| Aim |
Update the records from the line with "skin-name: 常世之幻 bbox=[420, 371, 488, 391]" to the line with "skin-brand: CROSSOVER bbox=[618, 2179, 723, 2196]" by replacing "source-badge" with "acquisition-badge", leaving everything else unchanged. Return only those lines.

| Information provided |
◇ ◇ ◇ ◇

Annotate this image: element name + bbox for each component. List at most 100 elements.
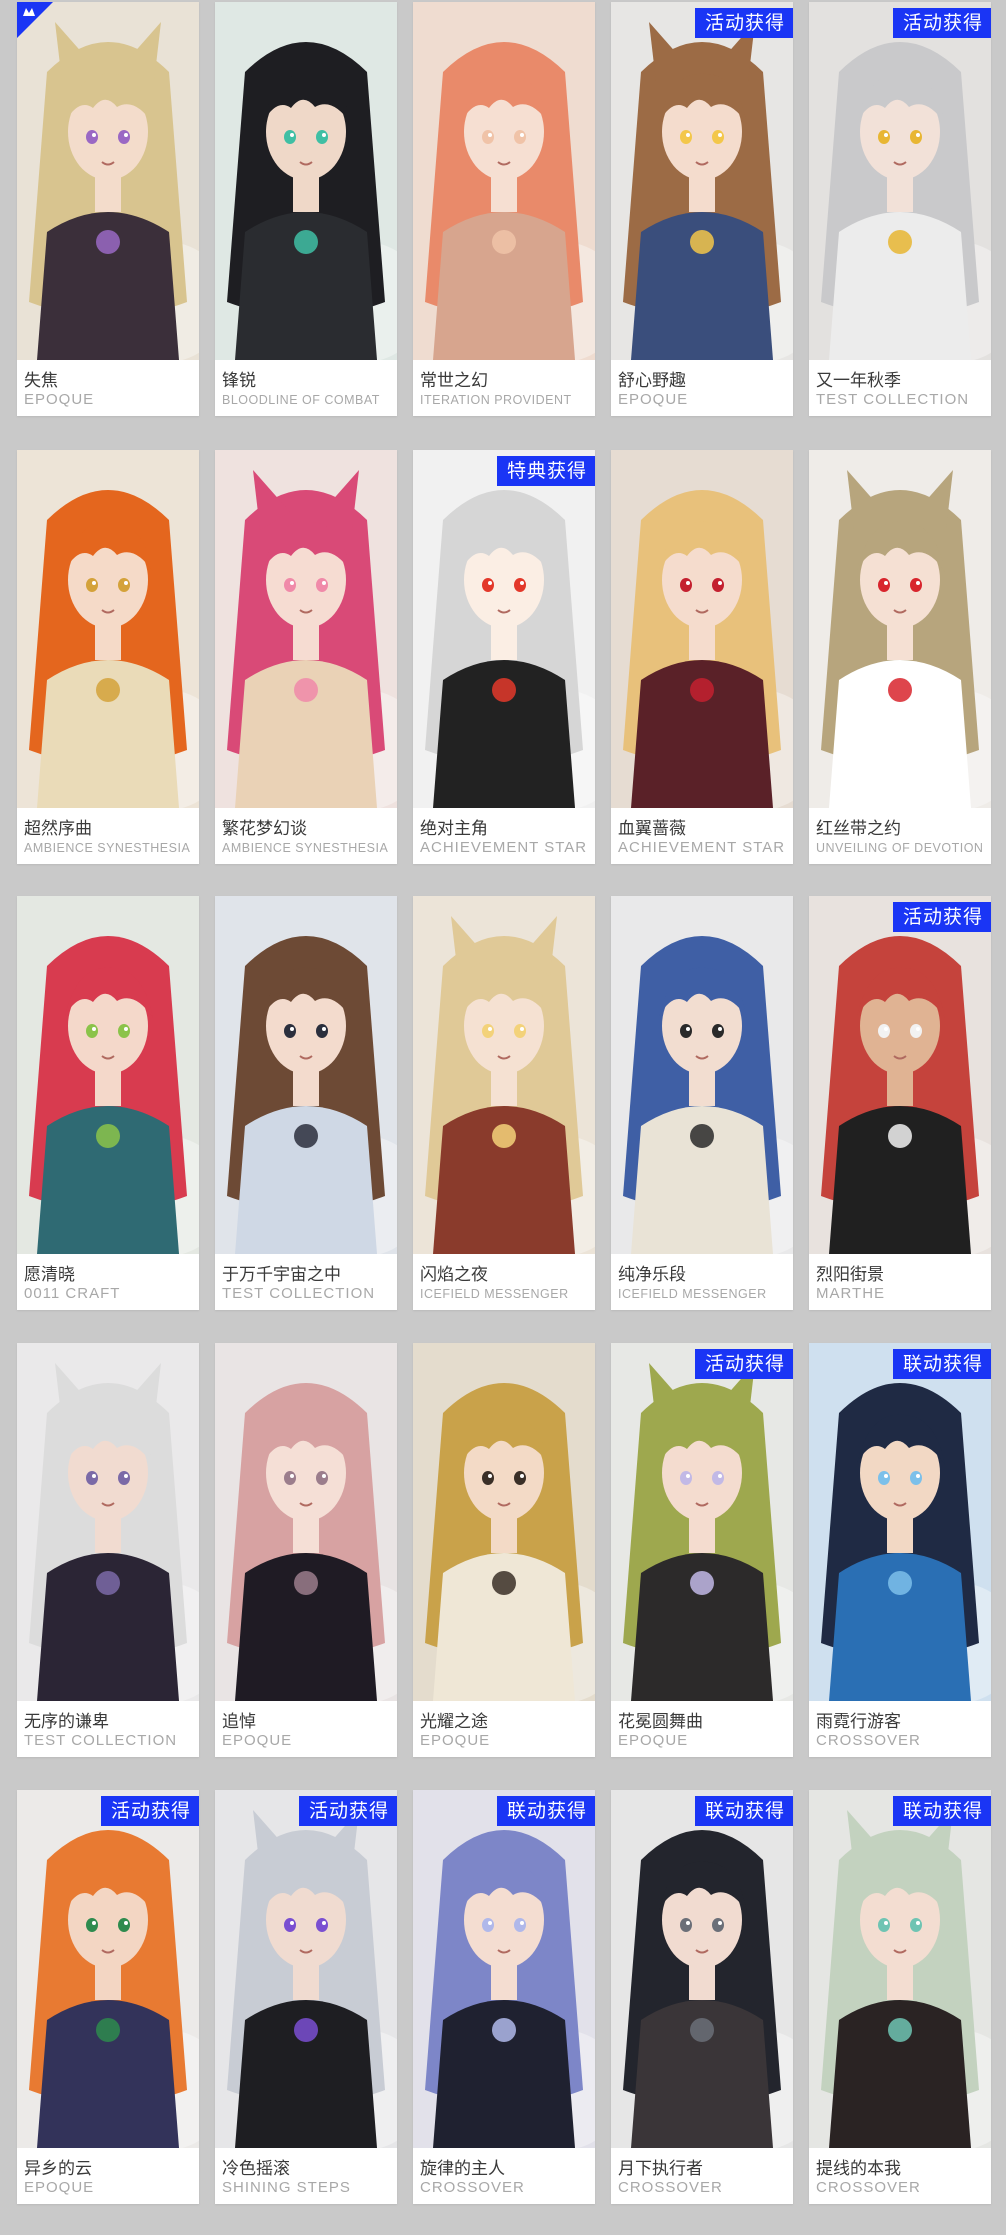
skin-name: 常世之幻 bbox=[420, 371, 488, 391]
skin-brand: ICEFIELD MESSENGER bbox=[420, 1287, 569, 1301]
skin-caption: 舒心野趣 EPOQUE bbox=[611, 360, 793, 416]
skin-portrait: 特典获得 bbox=[413, 450, 595, 808]
skin-name: 舒心野趣 bbox=[618, 371, 686, 391]
skin-caption: 于万千宇宙之中 TEST COLLECTION bbox=[215, 1254, 397, 1310]
character-portrait bbox=[17, 1343, 199, 1701]
skin-brand: CROSSOVER bbox=[816, 2179, 921, 2196]
skin-portrait bbox=[17, 2, 199, 360]
source-badge: 联动获得 bbox=[496, 1796, 595, 1826]
skin-portrait bbox=[17, 896, 199, 1254]
skin-caption: 锋锐 BLOODLINE OF COMBAT bbox=[215, 360, 397, 416]
skin-name: 锋锐 bbox=[222, 371, 256, 391]
skin-brand: TEST COLLECTION bbox=[816, 391, 970, 408]
source-badge: 活动获得 bbox=[694, 8, 793, 38]
skin-card[interactable]: 无序的谦卑 TEST COLLECTION bbox=[17, 1343, 199, 1757]
skin-portrait bbox=[413, 896, 595, 1254]
character-portrait bbox=[17, 2, 199, 360]
skin-name: 提线的本我 bbox=[816, 2159, 901, 2179]
skin-brand: CROSSOVER bbox=[618, 2179, 723, 2196]
skin-caption: 繁花梦幻谈 AMBIENCE SYNESTHESIA bbox=[215, 808, 397, 864]
skin-portrait bbox=[17, 1343, 199, 1701]
skin-brand: ICEFIELD MESSENGER bbox=[618, 1287, 767, 1301]
skin-name: 冷色摇滚 bbox=[222, 2159, 290, 2179]
skin-name: 红丝带之约 bbox=[816, 819, 901, 839]
source-badge: 活动获得 bbox=[892, 8, 991, 38]
character-portrait bbox=[611, 2, 793, 360]
skin-brand: CROSSOVER bbox=[816, 1732, 921, 1749]
skin-caption: 愿清晓 0011 CRAFT bbox=[17, 1254, 199, 1310]
skin-portrait bbox=[413, 1343, 595, 1701]
source-badge: 联动获得 bbox=[694, 1796, 793, 1826]
skin-card[interactable]: 闪焰之夜 ICEFIELD MESSENGER bbox=[413, 896, 595, 1310]
skin-name: 异乡的云 bbox=[24, 2159, 92, 2179]
skin-name: 于万千宇宙之中 bbox=[222, 1265, 341, 1285]
skin-card[interactable]: 追悼 EPOQUE bbox=[215, 1343, 397, 1757]
skin-card[interactable]: 超然序曲 AMBIENCE SYNESTHESIA bbox=[17, 450, 199, 864]
skin-name: 烈阳街景 bbox=[816, 1265, 884, 1285]
skin-portrait: 活动获得 bbox=[809, 2, 991, 360]
skin-caption: 光耀之途 EPOQUE bbox=[413, 1701, 595, 1757]
skin-card[interactable]: 失焦 EPOQUE bbox=[17, 2, 199, 416]
skin-card[interactable]: 联动获得 雨霓行游客 CROSSOVER bbox=[809, 1343, 991, 1757]
skin-card[interactable]: 锋锐 BLOODLINE OF COMBAT bbox=[215, 2, 397, 416]
skin-caption: 追悼 EPOQUE bbox=[215, 1701, 397, 1757]
skin-card[interactable]: 活动获得舒心野趣 EPOQUE bbox=[611, 2, 793, 416]
skin-brand: 0011 CRAFT bbox=[24, 1285, 121, 1302]
skin-brand: EPOQUE bbox=[420, 1732, 491, 1749]
source-badge: 联动获得 bbox=[892, 1796, 991, 1826]
skin-portrait bbox=[17, 450, 199, 808]
character-portrait bbox=[215, 450, 397, 808]
skin-caption: 失焦 EPOQUE bbox=[17, 360, 199, 416]
skin-card[interactable]: 活动获得又一年秋季 TEST COLLECTION bbox=[809, 2, 991, 416]
skin-caption: 异乡的云 EPOQUE bbox=[17, 2148, 199, 2204]
character-portrait bbox=[413, 896, 595, 1254]
skin-brand: CROSSOVER bbox=[420, 2179, 525, 2196]
skin-name: 闪焰之夜 bbox=[420, 1265, 488, 1285]
character-portrait bbox=[413, 1790, 595, 2148]
skin-name: 纯净乐段 bbox=[618, 1265, 686, 1285]
skin-portrait: 联动获得 bbox=[809, 1343, 991, 1701]
skin-caption: 提线的本我 CROSSOVER bbox=[809, 2148, 991, 2204]
skin-card[interactable]: 联动获得 月下执行者 CROSSOVER bbox=[611, 1790, 793, 2204]
skin-card[interactable]: 特典获得 绝对主角 ACHIEVEMENT STAR bbox=[413, 450, 595, 864]
skin-brand: EPOQUE bbox=[618, 391, 689, 408]
skin-name: 绝对主角 bbox=[420, 819, 488, 839]
skin-brand: TEST COLLECTION bbox=[24, 1732, 178, 1749]
skin-brand: EPOQUE bbox=[222, 1732, 293, 1749]
character-portrait bbox=[413, 2, 595, 360]
skin-card[interactable]: 纯净乐段 ICEFIELD MESSENGER bbox=[611, 896, 793, 1310]
skin-caption: 绝对主角 ACHIEVEMENT STAR bbox=[413, 808, 595, 864]
character-portrait bbox=[17, 896, 199, 1254]
skin-card[interactable]: 常世之幻 ITERATION PROVIDENT bbox=[413, 2, 595, 416]
skin-card[interactable]: 活动获得 异乡的云 EPOQUE bbox=[17, 1790, 199, 2204]
skin-card[interactable]: 繁花梦幻谈 AMBIENCE SYNESTHESIA bbox=[215, 450, 397, 864]
skin-card[interactable]: 红丝带之约 UNVEILING OF DEVOTION bbox=[809, 450, 991, 864]
skin-portrait bbox=[611, 896, 793, 1254]
skin-card[interactable]: 活动获得 花冕圆舞曲 EPOQUE bbox=[611, 1343, 793, 1757]
skin-portrait: 活动获得 bbox=[611, 1343, 793, 1701]
skin-card[interactable]: 愿清晓 0011 CRAFT bbox=[17, 896, 199, 1310]
skin-caption: 冷色摇滚 SHINING STEPS bbox=[215, 2148, 397, 2204]
skin-card[interactable]: 血翼蔷薇 ACHIEVEMENT STAR bbox=[611, 450, 793, 864]
skin-card[interactable]: 活动获得冷色摇滚 SHINING STEPS bbox=[215, 1790, 397, 2204]
skin-portrait bbox=[215, 2, 397, 360]
skin-portrait: 活动获得 bbox=[17, 1790, 199, 2148]
source-badge: 活动获得 bbox=[298, 1796, 397, 1826]
skin-name: 雨霓行游客 bbox=[816, 1712, 901, 1732]
skin-name: 又一年秋季 bbox=[816, 371, 901, 391]
skin-card[interactable]: 联动获得旋律的主人 CROSSOVER bbox=[413, 1790, 595, 2204]
skin-caption: 纯净乐段 ICEFIELD MESSENGER bbox=[611, 1254, 793, 1310]
skin-card[interactable]: 联动获得提线的本我 CROSSOVER bbox=[809, 1790, 991, 2204]
skin-caption: 烈阳街景 MARTHE bbox=[809, 1254, 991, 1310]
skin-card[interactable]: 光耀之途 EPOQUE bbox=[413, 1343, 595, 1757]
skin-caption: 雨霓行游客 CROSSOVER bbox=[809, 1701, 991, 1757]
skin-name: 光耀之途 bbox=[420, 1712, 488, 1732]
character-portrait bbox=[611, 1790, 793, 2148]
skin-portrait: 联动获得 bbox=[611, 1790, 793, 2148]
skin-portrait bbox=[215, 896, 397, 1254]
skin-name: 旋律的主人 bbox=[420, 2159, 505, 2179]
skin-card[interactable]: 活动获得 烈阳街景 MARTHE bbox=[809, 896, 991, 1310]
skin-card[interactable]: 于万千宇宙之中 TEST COLLECTION bbox=[215, 896, 397, 1310]
skin-portrait: 活动获得 bbox=[809, 896, 991, 1254]
skin-caption: 花冕圆舞曲 EPOQUE bbox=[611, 1701, 793, 1757]
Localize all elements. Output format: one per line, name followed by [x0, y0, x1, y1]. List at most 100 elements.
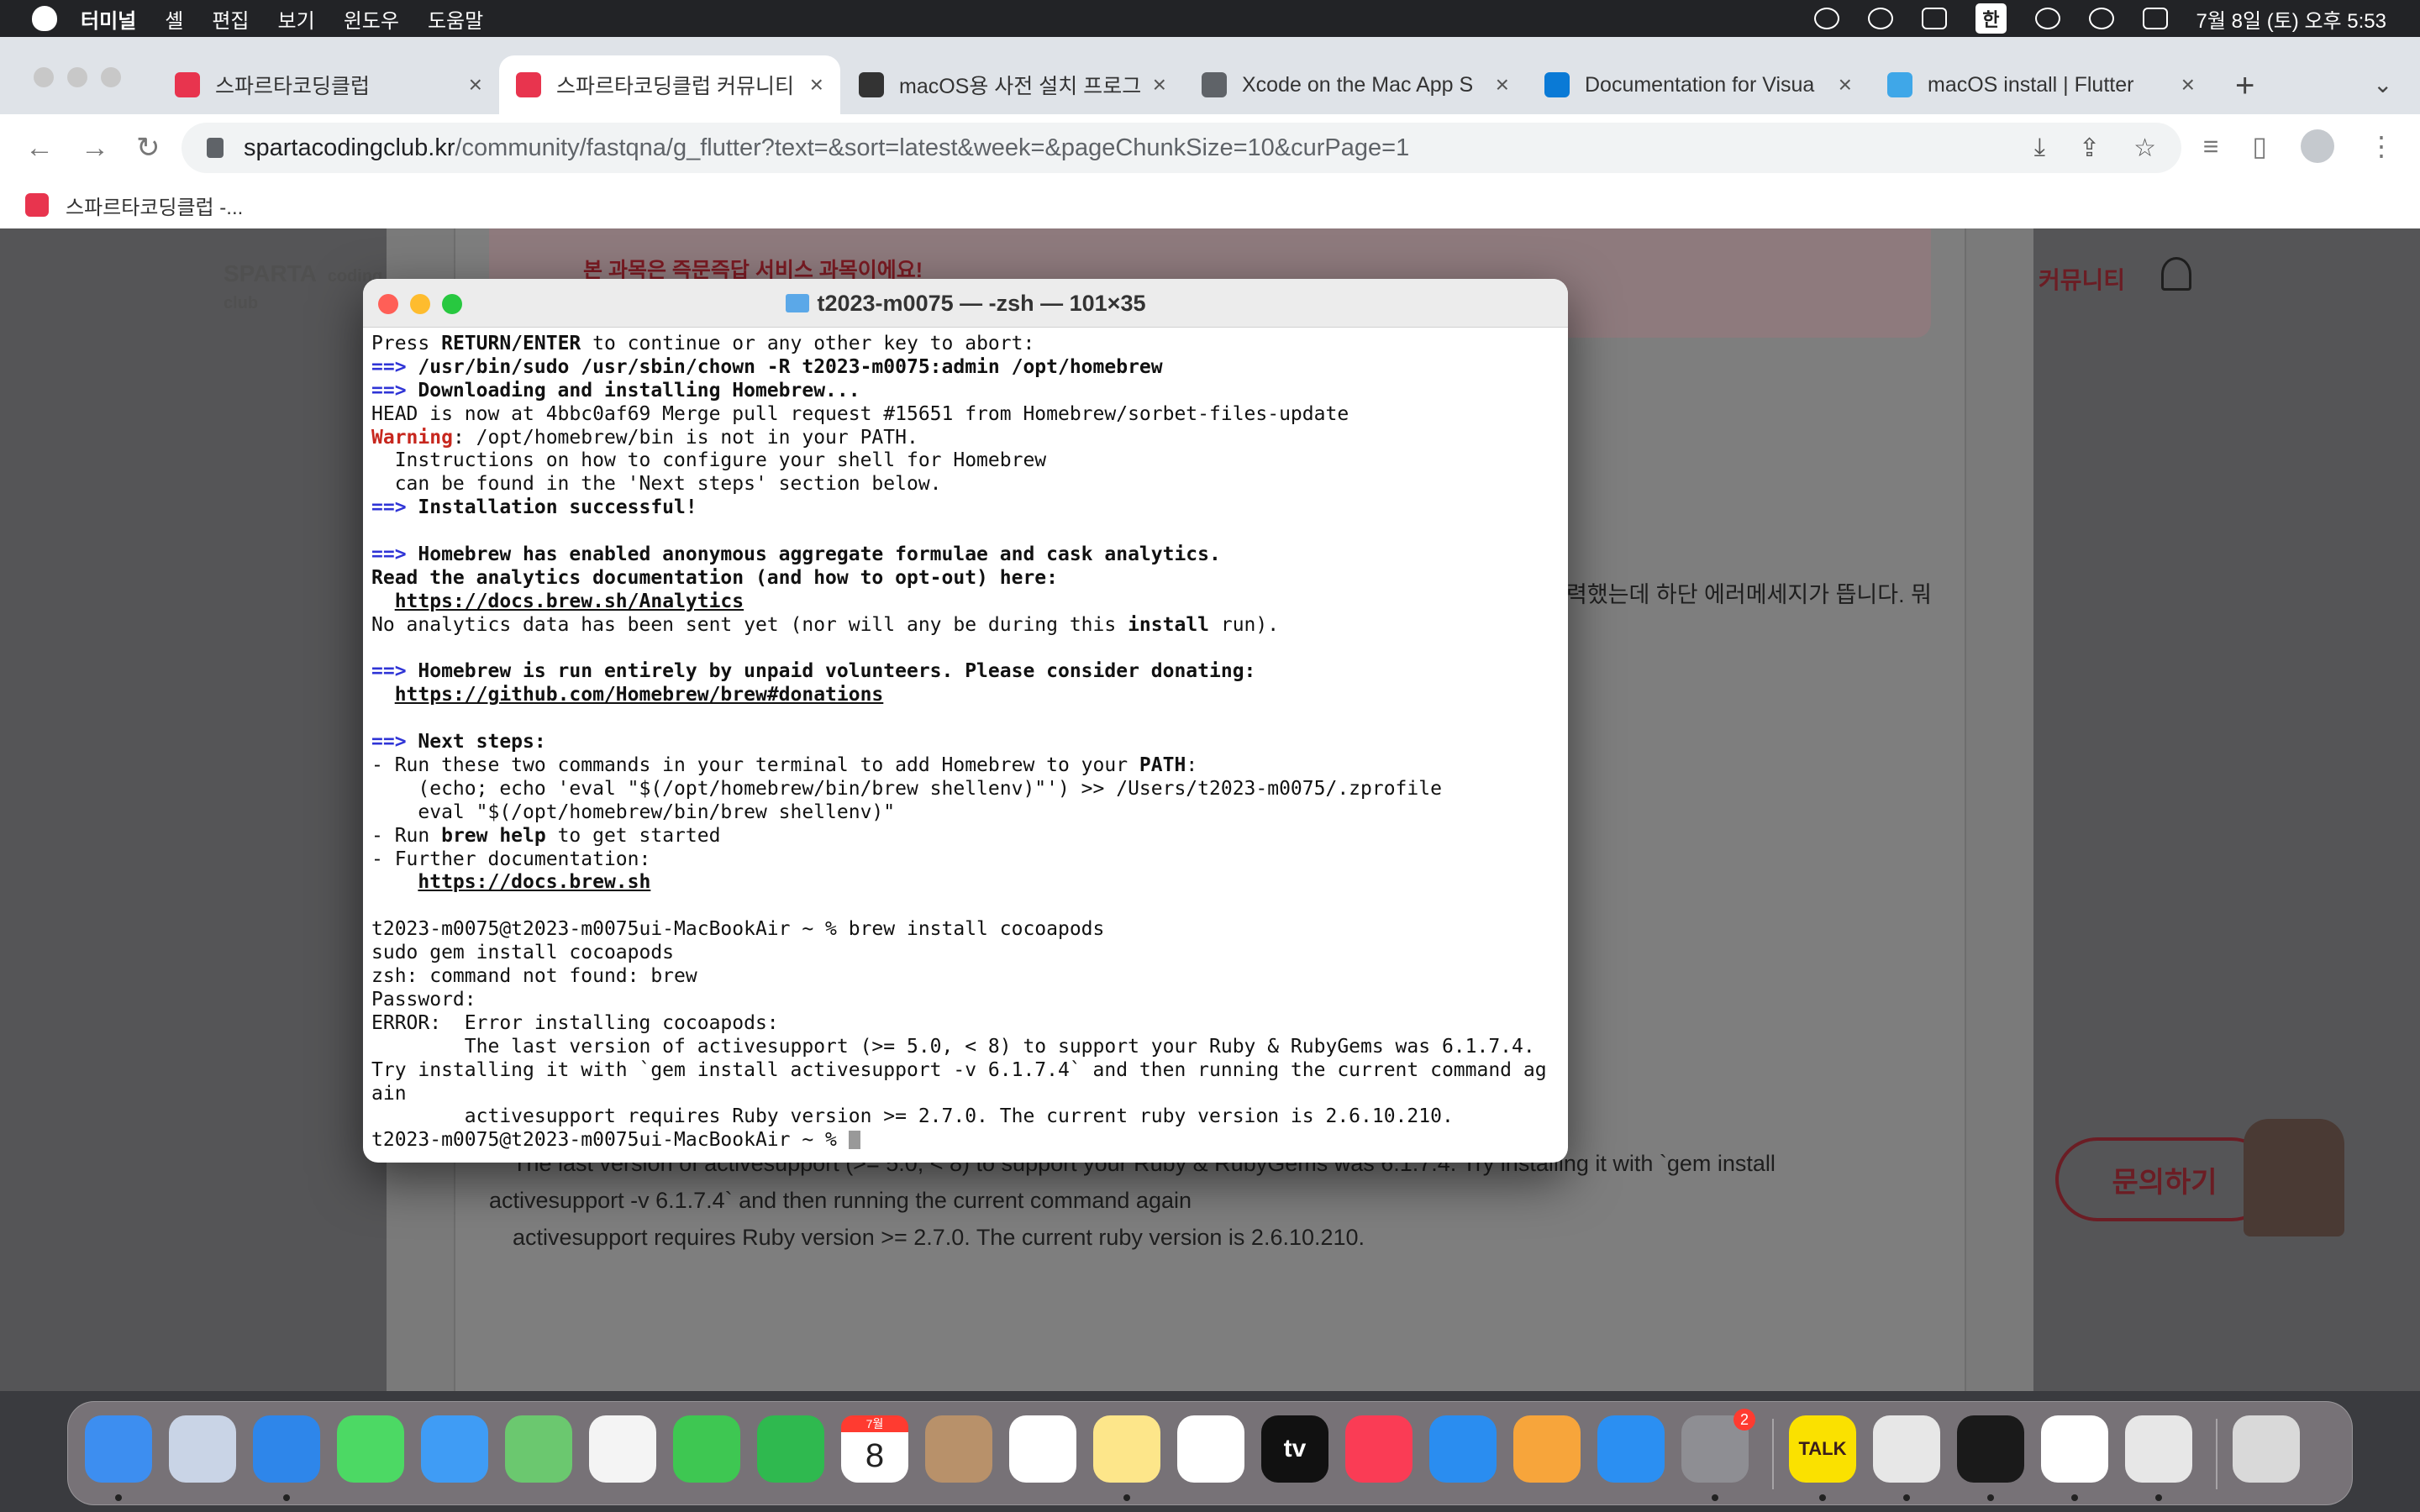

◇ ◇ ◇ ◇

| Exercise output |
skin-name: 常世之幻 bbox=[420, 371, 488, 391]
skin-brand: ICEFIELD MESSENGER bbox=[420, 1287, 569, 1301]
skin-caption: 舒心野趣 EPOQUE bbox=[611, 360, 793, 416]
skin-portrait: 特典获得 bbox=[413, 450, 595, 808]
skin-name: 舒心野趣 bbox=[618, 371, 686, 391]
skin-caption: 于万千宇宙之中 TEST COLLECTION bbox=[215, 1254, 397, 1310]
character-portrait bbox=[17, 1343, 199, 1701]
skin-brand: CROSSOVER bbox=[816, 2179, 921, 2196]
skin-portrait bbox=[17, 2, 199, 360]
acquisition-badge: 联动获得 bbox=[496, 1796, 595, 1826]
skin-portrait bbox=[17, 896, 199, 1254]
skin-caption: 锋锐 BLOODLINE OF COMBAT bbox=[215, 360, 397, 416]
skin-name: 锋锐 bbox=[222, 371, 256, 391]
skin-brand: TEST COLLECTION bbox=[816, 391, 970, 408]
acquisition-badge: 活动获得 bbox=[694, 8, 793, 38]
skin-card[interactable]: 无序的谦卑 TEST COLLECTION bbox=[17, 1343, 199, 1757]
skin-portrait bbox=[413, 896, 595, 1254]
character-portrait bbox=[17, 2, 199, 360]
skin-name: 提线的本我 bbox=[816, 2159, 901, 2179]
skin-brand: CROSSOVER bbox=[618, 2179, 723, 2196]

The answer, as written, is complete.